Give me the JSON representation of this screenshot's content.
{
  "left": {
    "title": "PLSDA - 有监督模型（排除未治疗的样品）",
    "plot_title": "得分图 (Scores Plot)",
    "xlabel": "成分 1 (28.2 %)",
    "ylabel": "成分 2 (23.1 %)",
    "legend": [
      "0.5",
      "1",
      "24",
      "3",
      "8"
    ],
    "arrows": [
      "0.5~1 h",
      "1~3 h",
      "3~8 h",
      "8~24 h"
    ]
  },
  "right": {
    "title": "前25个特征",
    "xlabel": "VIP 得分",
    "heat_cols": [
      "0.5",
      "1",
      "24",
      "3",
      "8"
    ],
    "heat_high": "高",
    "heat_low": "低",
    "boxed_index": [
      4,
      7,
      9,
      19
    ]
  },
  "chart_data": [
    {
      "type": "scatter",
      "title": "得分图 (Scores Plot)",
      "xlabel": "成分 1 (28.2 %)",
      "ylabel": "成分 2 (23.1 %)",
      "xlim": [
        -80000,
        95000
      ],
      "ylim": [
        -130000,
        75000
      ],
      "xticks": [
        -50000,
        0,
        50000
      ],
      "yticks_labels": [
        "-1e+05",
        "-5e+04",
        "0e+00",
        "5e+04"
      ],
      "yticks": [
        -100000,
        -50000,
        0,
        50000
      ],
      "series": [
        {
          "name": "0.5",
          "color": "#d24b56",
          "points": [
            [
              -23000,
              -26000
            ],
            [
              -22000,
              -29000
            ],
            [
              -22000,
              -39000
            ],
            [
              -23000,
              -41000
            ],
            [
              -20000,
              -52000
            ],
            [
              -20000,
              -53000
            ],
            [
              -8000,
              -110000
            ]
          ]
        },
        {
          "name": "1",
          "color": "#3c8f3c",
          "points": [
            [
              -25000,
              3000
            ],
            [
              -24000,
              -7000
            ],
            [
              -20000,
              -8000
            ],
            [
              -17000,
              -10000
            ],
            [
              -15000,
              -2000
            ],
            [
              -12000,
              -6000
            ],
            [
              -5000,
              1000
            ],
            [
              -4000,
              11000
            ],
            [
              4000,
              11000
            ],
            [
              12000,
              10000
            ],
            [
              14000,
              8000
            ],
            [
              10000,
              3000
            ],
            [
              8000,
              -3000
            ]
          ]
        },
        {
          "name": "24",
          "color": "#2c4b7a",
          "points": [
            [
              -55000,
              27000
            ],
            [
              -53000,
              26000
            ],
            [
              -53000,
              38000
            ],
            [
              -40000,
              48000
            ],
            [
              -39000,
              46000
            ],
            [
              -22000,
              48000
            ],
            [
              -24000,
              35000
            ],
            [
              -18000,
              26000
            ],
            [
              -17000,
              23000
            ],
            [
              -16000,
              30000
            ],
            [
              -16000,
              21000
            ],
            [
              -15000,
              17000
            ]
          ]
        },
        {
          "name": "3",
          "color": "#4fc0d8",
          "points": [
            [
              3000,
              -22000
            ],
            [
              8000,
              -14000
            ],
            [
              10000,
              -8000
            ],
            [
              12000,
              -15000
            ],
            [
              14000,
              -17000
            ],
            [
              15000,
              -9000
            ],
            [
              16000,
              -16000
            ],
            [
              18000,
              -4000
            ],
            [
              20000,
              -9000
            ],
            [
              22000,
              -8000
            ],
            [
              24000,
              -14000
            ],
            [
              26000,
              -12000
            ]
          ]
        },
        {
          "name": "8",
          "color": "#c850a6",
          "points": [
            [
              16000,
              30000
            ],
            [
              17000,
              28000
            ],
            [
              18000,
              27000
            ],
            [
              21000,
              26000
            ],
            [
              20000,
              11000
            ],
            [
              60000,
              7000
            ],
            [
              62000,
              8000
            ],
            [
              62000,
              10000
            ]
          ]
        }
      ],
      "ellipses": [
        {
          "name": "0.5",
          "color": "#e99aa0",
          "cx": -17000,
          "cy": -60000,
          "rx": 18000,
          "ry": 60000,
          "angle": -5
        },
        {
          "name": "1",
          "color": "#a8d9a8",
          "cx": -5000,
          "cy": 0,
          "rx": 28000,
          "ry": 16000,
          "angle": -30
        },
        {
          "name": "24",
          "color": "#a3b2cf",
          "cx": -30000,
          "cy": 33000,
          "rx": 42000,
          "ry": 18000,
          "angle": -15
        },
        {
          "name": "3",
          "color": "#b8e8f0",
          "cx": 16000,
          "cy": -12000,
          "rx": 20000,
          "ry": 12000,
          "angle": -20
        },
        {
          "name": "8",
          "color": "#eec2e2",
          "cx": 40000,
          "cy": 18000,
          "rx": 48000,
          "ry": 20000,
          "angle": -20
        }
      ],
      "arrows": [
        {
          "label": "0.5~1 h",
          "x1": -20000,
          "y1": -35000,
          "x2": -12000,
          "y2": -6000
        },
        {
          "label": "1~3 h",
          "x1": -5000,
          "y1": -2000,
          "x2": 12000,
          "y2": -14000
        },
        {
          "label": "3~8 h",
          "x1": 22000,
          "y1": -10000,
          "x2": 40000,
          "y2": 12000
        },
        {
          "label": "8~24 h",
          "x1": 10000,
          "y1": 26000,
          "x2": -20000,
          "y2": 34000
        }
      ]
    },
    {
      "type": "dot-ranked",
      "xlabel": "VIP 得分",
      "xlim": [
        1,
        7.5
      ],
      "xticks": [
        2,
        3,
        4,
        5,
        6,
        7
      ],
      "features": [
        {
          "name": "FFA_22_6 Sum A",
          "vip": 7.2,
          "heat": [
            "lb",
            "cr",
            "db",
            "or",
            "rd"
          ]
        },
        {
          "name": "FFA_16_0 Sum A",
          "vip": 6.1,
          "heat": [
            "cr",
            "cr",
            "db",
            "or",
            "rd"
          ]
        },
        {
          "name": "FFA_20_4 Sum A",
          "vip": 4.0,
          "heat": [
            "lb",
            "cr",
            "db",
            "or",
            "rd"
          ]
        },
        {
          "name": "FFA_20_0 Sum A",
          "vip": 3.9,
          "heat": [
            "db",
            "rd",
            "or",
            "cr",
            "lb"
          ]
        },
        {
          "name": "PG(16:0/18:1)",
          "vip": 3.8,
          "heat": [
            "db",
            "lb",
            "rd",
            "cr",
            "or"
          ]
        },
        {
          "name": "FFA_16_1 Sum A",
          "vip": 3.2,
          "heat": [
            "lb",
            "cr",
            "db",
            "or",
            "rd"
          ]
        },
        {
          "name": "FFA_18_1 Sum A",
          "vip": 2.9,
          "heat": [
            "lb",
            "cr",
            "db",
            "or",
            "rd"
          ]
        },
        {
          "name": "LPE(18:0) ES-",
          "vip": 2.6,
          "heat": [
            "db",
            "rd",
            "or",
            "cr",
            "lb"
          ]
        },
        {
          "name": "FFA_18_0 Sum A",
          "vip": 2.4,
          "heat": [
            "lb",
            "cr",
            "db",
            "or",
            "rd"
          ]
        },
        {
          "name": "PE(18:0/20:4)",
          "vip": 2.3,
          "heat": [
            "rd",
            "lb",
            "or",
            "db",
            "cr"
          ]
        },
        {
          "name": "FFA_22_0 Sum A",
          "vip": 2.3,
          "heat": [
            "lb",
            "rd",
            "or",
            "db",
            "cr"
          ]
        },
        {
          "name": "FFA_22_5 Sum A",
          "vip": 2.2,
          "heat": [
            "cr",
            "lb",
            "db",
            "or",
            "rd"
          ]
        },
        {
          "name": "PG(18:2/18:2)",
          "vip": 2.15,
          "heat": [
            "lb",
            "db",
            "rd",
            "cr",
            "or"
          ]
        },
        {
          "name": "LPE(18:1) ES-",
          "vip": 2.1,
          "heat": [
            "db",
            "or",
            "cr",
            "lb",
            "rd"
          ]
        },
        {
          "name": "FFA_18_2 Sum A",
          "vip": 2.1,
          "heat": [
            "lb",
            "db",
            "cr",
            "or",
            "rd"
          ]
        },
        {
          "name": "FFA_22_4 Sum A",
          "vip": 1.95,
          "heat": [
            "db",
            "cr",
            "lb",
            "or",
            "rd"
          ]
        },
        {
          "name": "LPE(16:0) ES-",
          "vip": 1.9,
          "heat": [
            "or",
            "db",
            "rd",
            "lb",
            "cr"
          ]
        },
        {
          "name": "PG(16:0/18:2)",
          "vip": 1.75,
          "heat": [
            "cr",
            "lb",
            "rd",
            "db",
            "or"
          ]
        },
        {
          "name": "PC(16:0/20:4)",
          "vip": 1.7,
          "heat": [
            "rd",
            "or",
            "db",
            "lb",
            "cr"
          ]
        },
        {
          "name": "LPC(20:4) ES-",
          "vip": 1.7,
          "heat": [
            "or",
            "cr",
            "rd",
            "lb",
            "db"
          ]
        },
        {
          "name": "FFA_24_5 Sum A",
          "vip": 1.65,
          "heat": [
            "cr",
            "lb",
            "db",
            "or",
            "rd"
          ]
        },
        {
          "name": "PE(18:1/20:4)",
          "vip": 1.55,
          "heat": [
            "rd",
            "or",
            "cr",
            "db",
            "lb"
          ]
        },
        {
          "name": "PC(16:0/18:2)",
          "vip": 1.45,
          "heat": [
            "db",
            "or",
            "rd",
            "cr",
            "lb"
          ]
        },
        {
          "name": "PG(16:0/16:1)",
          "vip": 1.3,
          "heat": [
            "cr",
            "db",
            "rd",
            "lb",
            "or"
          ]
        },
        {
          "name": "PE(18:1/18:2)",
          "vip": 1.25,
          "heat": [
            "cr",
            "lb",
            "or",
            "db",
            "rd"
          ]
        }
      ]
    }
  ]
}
_ _ _ _ _
REQUIREMENTS
From the entries above, copy every line where the word "xlabel" shows up.

RESULT
    "xlabel": "成分 1 (28.2 %)",
    "xlabel": "VIP 得分",
      "xlabel": "成分 1 (28.2 %)",
      "xlabel": "VIP 得分",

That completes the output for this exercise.